● Stated task:
Give all the lines below again, exactly, with no pictures.
START Excerpted data
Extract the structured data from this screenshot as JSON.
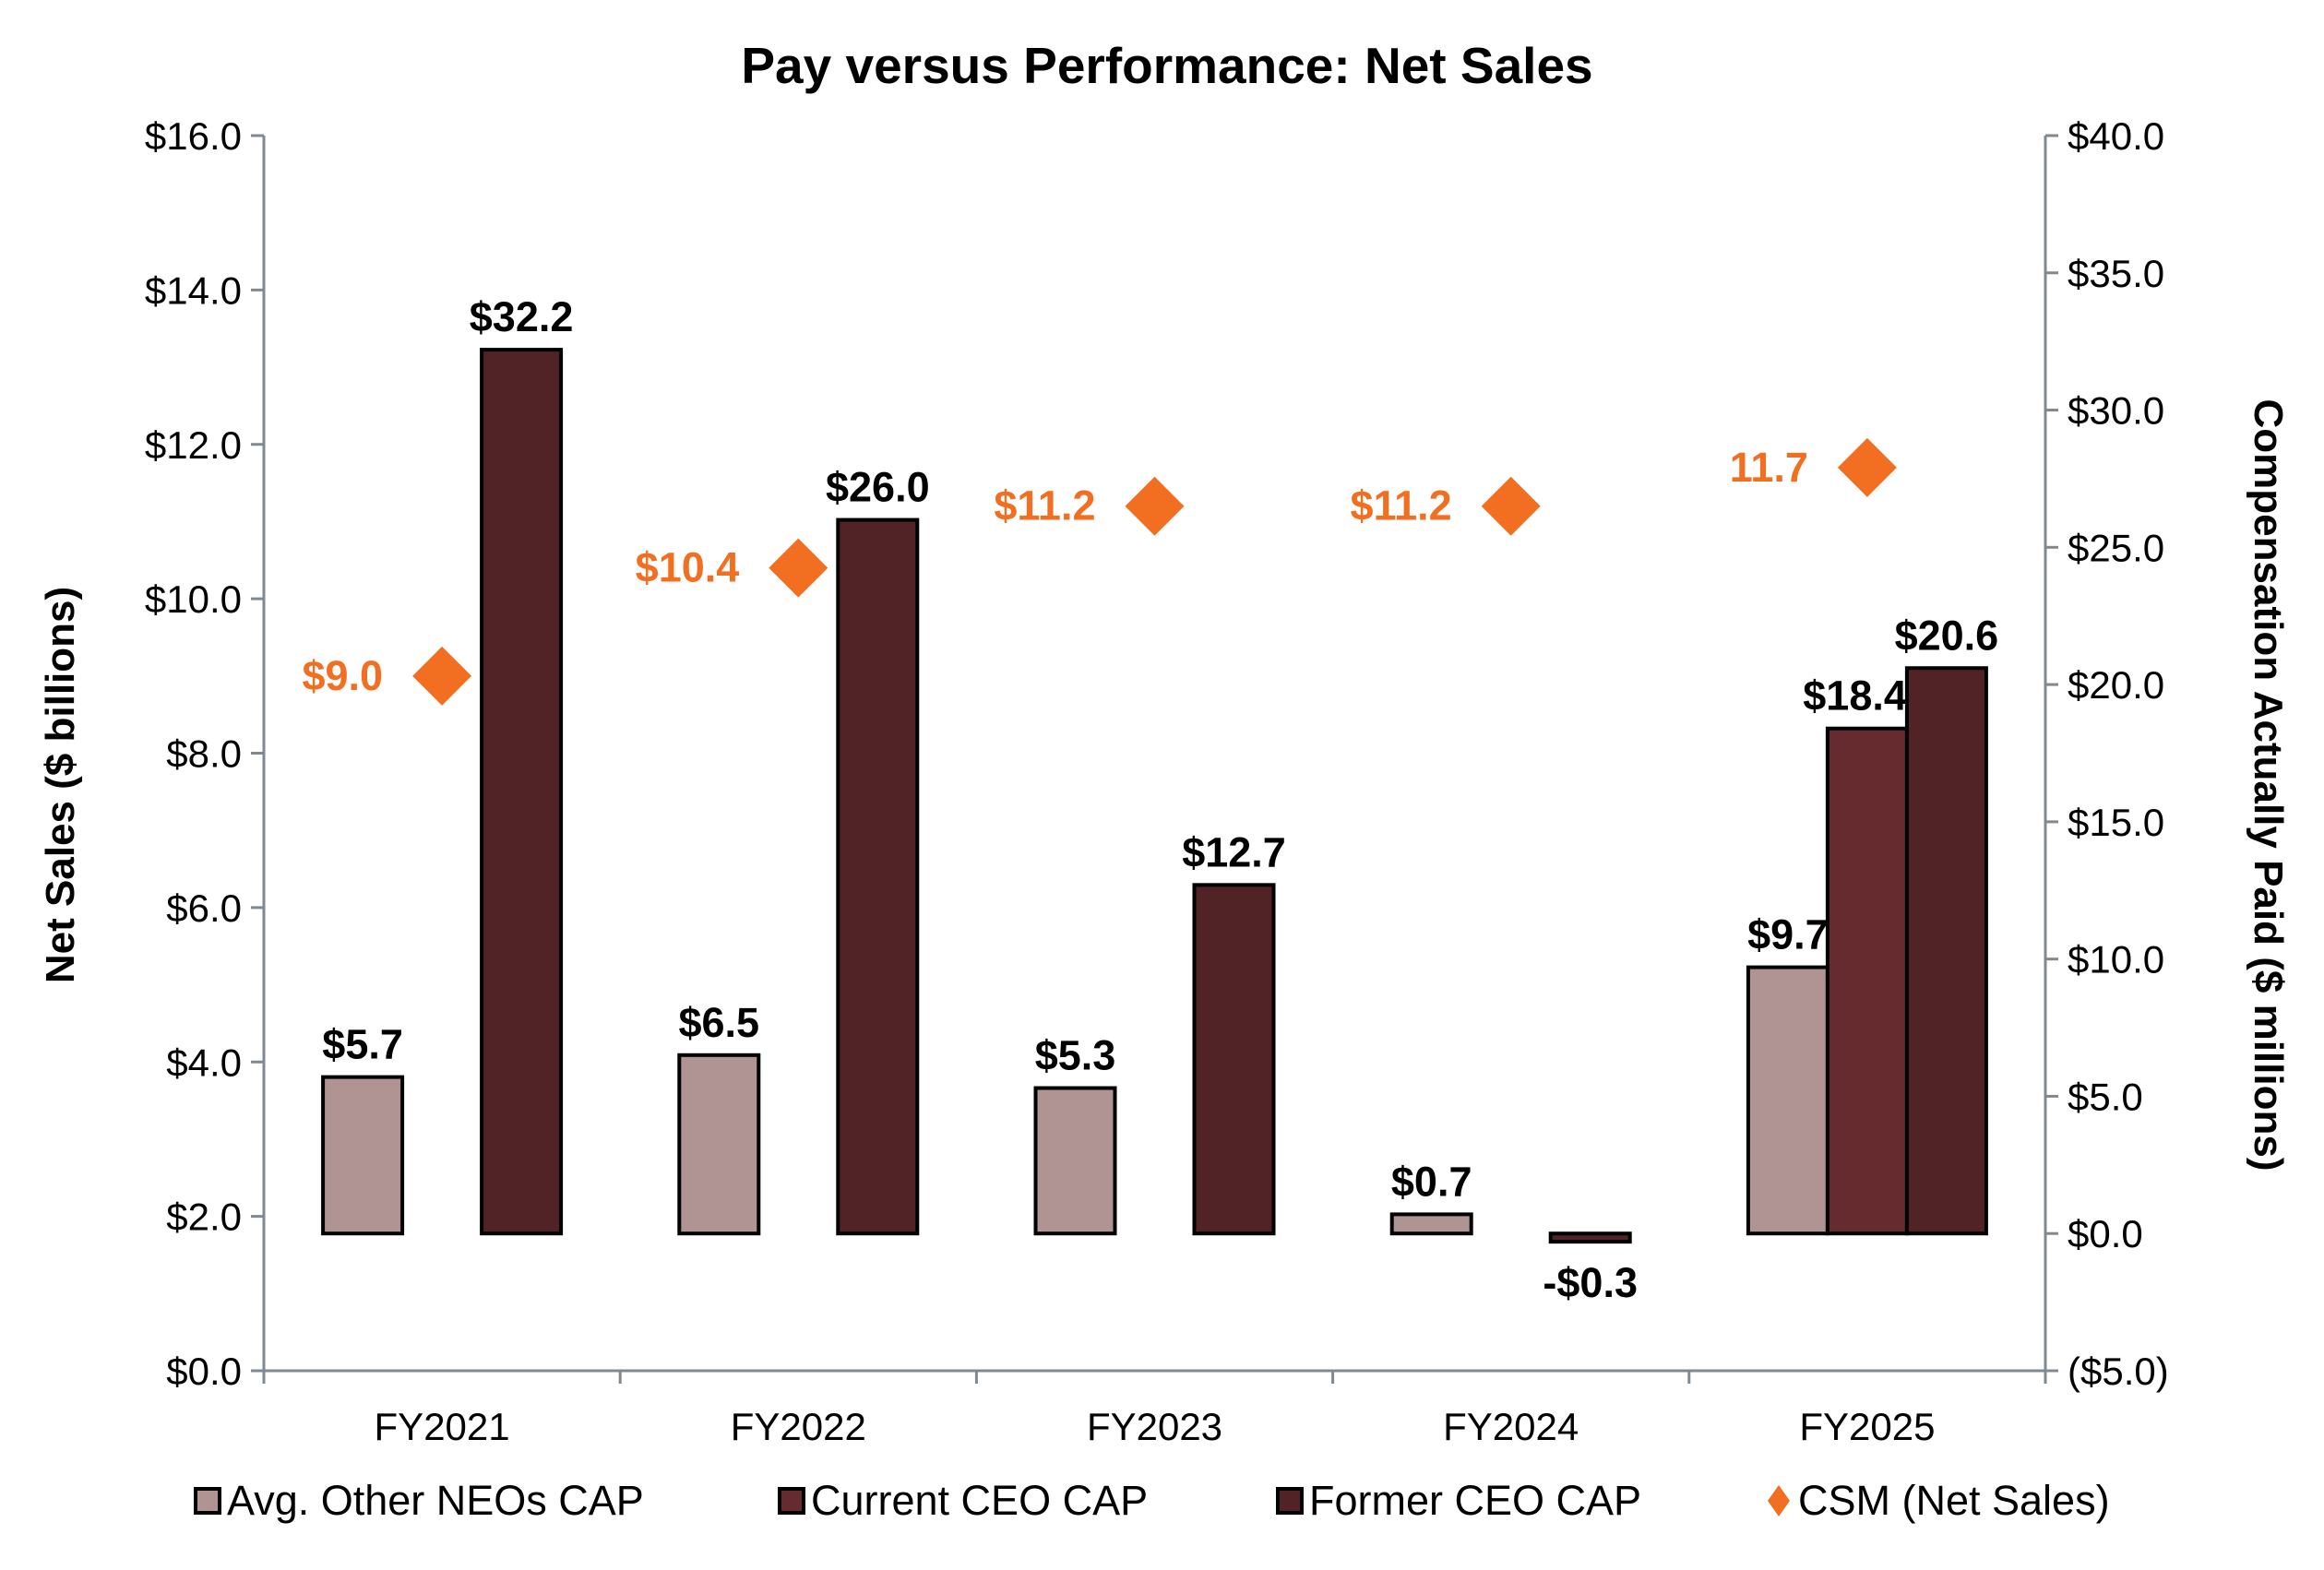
{
  "chart_data": {
    "type": "bar",
    "title": "Pay versus Performance: Net Sales",
    "categories": [
      "FY2021",
      "FY2022",
      "FY2023",
      "FY2024",
      "FY2025"
    ],
    "y_left": {
      "label": "Net Sales ($ billions)",
      "range": [
        0,
        16
      ],
      "ticks": [
        "$0.0",
        "$2.0",
        "$4.0",
        "$6.0",
        "$8.0",
        "$10.0",
        "$12.0",
        "$14.0",
        "$16.0"
      ]
    },
    "y_right": {
      "label": "Compensation Actually Paid ($ millions)",
      "range": [
        -5,
        40
      ],
      "ticks": [
        "($5.0)",
        "$0.0",
        "$5.0",
        "$10.0",
        "$15.0",
        "$20.0",
        "$25.0",
        "$30.0",
        "$35.0",
        "$40.0"
      ]
    },
    "series": [
      {
        "name": "Avg. Other NEOs CAP",
        "type": "bar",
        "axis": "right",
        "color": "#b09494",
        "values": [
          5.7,
          6.5,
          5.3,
          0.7,
          9.7
        ],
        "labels": [
          "$5.7",
          "$6.5",
          "$5.3",
          "$0.7",
          "$9.7"
        ]
      },
      {
        "name": "Current CEO CAP",
        "type": "bar",
        "axis": "right",
        "color": "#662b2f",
        "values": [
          null,
          null,
          null,
          null,
          18.4
        ],
        "labels": [
          null,
          null,
          null,
          null,
          "$18.4"
        ]
      },
      {
        "name": "Former CEO CAP",
        "type": "bar",
        "axis": "right",
        "color": "#522326",
        "values": [
          32.2,
          26.0,
          12.7,
          -0.3,
          20.6
        ],
        "labels": [
          "$32.2",
          "$26.0",
          "$12.7",
          "-$0.3",
          "$20.6"
        ]
      },
      {
        "name": "CSM (Net Sales)",
        "type": "scatter",
        "axis": "left",
        "marker": "diamond",
        "color": "#f26f21",
        "values": [
          9.0,
          10.4,
          11.2,
          11.2,
          11.7
        ],
        "labels": [
          "$9.0",
          "$10.4",
          "$11.2",
          "$11.2",
          "11.7"
        ]
      }
    ],
    "legend": "bottom",
    "grid": false
  }
}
END Excerpted data
● Correct output:
Extract the structured data from this screenshot as JSON.
{
  "chart_data": {
    "type": "bar",
    "title": "Pay versus Performance: Net Sales",
    "categories": [
      "FY2021",
      "FY2022",
      "FY2023",
      "FY2024",
      "FY2025"
    ],
    "y_left": {
      "label": "Net Sales ($ billions)",
      "range": [
        0,
        16
      ],
      "ticks": [
        "$0.0",
        "$2.0",
        "$4.0",
        "$6.0",
        "$8.0",
        "$10.0",
        "$12.0",
        "$14.0",
        "$16.0"
      ]
    },
    "y_right": {
      "label": "Compensation Actually Paid ($ millions)",
      "range": [
        -5,
        40
      ],
      "ticks": [
        "($5.0)",
        "$0.0",
        "$5.0",
        "$10.0",
        "$15.0",
        "$20.0",
        "$25.0",
        "$30.0",
        "$35.0",
        "$40.0"
      ]
    },
    "series": [
      {
        "name": "Avg. Other NEOs CAP",
        "type": "bar",
        "axis": "right",
        "color": "#b09494",
        "values": [
          5.7,
          6.5,
          5.3,
          0.7,
          9.7
        ],
        "labels": [
          "$5.7",
          "$6.5",
          "$5.3",
          "$0.7",
          "$9.7"
        ]
      },
      {
        "name": "Current CEO CAP",
        "type": "bar",
        "axis": "right",
        "color": "#662b2f",
        "values": [
          null,
          null,
          null,
          null,
          18.4
        ],
        "labels": [
          null,
          null,
          null,
          null,
          "$18.4"
        ]
      },
      {
        "name": "Former CEO CAP",
        "type": "bar",
        "axis": "right",
        "color": "#522326",
        "values": [
          32.2,
          26.0,
          12.7,
          -0.3,
          20.6
        ],
        "labels": [
          "$32.2",
          "$26.0",
          "$12.7",
          "-$0.3",
          "$20.6"
        ]
      },
      {
        "name": "CSM (Net Sales)",
        "type": "scatter",
        "axis": "left",
        "marker": "diamond",
        "color": "#f26f21",
        "values": [
          9.0,
          10.4,
          11.2,
          11.2,
          11.7
        ],
        "labels": [
          "$9.0",
          "$10.4",
          "$11.2",
          "$11.2",
          "11.7"
        ]
      }
    ],
    "legend": "bottom",
    "grid": false
  }
}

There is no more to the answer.